Peng also explained that the Hua Zhibing will also be able to play a role in more scenarios, such as news coverage and popularisation of knowledge. According to Global Times, developers said at the BAAI forum that they had high expectations for Hua Zhibing, hoping that she can keep learning, exploring and cultivating the abilities of creativity and communication in the future, and that she might also be employed after graduating from the university.

Hua Zhibing’s début on Weibo soon became a hot topic, with some members expressing amazement at how China has advanced in the field of artificial intelligence. Some also said that they had been wondering whether scientists would create a humanoid robot like Hua Zhibing, rather than a virtual face and voice.

Some joked that if more robots like Hua Zhibing, which can learn and work, are made in the future, population decline would not be a problem in the world.

- TASK DETAILS -
Update the Hua Zhibing passage from "Peng also explained" to "from the university." by changing "popularisation" to "popularization".

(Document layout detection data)
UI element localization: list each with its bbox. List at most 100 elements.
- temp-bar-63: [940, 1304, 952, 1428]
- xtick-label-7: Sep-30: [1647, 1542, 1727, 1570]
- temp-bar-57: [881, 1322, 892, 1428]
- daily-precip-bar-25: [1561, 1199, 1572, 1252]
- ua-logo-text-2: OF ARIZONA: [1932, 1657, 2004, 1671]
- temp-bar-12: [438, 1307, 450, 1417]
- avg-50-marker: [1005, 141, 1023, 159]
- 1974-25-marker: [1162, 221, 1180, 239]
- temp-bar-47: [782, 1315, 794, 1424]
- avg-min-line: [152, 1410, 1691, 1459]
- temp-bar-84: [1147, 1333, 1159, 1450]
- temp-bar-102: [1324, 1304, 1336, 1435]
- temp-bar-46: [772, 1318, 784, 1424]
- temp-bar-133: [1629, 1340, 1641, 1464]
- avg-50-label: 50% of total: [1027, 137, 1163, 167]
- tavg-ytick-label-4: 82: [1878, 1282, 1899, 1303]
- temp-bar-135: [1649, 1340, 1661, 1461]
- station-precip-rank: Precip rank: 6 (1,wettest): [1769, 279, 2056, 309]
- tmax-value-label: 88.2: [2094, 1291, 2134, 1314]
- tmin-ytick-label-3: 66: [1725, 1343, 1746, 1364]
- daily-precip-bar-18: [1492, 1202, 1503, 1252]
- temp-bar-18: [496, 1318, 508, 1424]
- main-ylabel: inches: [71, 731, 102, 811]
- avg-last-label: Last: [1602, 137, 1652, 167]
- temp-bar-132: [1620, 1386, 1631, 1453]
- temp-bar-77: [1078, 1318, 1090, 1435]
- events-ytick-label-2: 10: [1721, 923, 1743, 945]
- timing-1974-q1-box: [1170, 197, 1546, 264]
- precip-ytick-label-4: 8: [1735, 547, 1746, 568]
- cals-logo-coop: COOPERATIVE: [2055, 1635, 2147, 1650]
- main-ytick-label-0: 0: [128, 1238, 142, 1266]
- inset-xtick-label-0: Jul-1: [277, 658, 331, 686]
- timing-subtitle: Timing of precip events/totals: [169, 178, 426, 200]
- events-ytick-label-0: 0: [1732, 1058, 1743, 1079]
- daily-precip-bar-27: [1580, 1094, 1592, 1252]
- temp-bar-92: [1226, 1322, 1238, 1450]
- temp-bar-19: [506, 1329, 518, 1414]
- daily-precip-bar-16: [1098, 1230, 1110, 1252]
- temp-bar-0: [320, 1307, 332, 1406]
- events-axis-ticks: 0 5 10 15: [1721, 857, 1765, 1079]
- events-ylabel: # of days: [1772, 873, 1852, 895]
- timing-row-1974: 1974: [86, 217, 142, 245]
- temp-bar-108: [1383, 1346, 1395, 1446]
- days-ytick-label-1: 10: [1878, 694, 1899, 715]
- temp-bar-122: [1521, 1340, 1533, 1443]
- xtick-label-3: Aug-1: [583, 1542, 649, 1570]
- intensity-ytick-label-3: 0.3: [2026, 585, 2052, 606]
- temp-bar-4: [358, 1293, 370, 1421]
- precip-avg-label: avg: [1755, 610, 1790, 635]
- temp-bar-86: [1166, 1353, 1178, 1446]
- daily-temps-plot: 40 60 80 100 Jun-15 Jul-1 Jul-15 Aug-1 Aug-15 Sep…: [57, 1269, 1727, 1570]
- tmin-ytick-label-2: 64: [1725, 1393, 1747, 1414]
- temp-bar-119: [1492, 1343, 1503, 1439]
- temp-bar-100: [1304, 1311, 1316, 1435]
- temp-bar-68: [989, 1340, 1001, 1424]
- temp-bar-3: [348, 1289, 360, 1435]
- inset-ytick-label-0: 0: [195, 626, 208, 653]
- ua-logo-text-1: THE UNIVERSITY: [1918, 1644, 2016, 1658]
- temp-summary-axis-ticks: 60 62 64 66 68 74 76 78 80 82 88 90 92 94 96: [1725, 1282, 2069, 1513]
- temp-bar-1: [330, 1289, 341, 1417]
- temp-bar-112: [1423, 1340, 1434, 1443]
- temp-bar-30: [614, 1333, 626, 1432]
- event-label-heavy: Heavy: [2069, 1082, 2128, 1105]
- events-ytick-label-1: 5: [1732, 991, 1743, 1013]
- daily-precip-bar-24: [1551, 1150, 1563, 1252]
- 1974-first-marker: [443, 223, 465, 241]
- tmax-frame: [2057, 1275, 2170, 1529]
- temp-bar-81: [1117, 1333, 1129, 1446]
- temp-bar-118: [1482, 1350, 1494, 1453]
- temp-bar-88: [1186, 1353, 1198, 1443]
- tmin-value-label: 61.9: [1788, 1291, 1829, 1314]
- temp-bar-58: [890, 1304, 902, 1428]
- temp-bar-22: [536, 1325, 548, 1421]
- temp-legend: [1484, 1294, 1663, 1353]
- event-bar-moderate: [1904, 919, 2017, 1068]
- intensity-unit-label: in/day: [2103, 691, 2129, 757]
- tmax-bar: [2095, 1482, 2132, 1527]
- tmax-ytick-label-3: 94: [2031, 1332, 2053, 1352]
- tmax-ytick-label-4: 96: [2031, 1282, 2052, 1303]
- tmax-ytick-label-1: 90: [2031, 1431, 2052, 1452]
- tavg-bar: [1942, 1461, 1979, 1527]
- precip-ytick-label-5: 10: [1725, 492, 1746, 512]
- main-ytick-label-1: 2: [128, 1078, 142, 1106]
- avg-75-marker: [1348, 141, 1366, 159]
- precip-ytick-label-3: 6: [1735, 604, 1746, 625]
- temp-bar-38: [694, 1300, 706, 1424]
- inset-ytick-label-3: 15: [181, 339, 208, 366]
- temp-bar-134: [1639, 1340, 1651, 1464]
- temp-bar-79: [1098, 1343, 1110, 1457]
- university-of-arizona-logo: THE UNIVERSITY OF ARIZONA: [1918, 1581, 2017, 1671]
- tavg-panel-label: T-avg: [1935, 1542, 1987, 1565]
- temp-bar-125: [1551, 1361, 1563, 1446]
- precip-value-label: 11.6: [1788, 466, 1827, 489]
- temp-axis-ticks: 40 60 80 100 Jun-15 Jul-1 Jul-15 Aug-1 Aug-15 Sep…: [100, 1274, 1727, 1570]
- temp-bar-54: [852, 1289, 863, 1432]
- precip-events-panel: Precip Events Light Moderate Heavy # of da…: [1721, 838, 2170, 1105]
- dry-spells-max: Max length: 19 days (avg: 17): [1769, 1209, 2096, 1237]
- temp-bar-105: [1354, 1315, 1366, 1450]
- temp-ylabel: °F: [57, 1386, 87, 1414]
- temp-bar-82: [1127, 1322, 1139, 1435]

- EXERCISE OUTPUT -
Peng also explained that the Hua Zhibing will also be able to play a role in more scenarios, such as news coverage and popularization of knowledge. According to Global Times, developers said at the BAAI forum that they had high expectations for Hua Zhibing, hoping that she can keep learning, exploring and cultivating the abilities of creativity and communication in the future, and that she might also be employed after graduating from the university.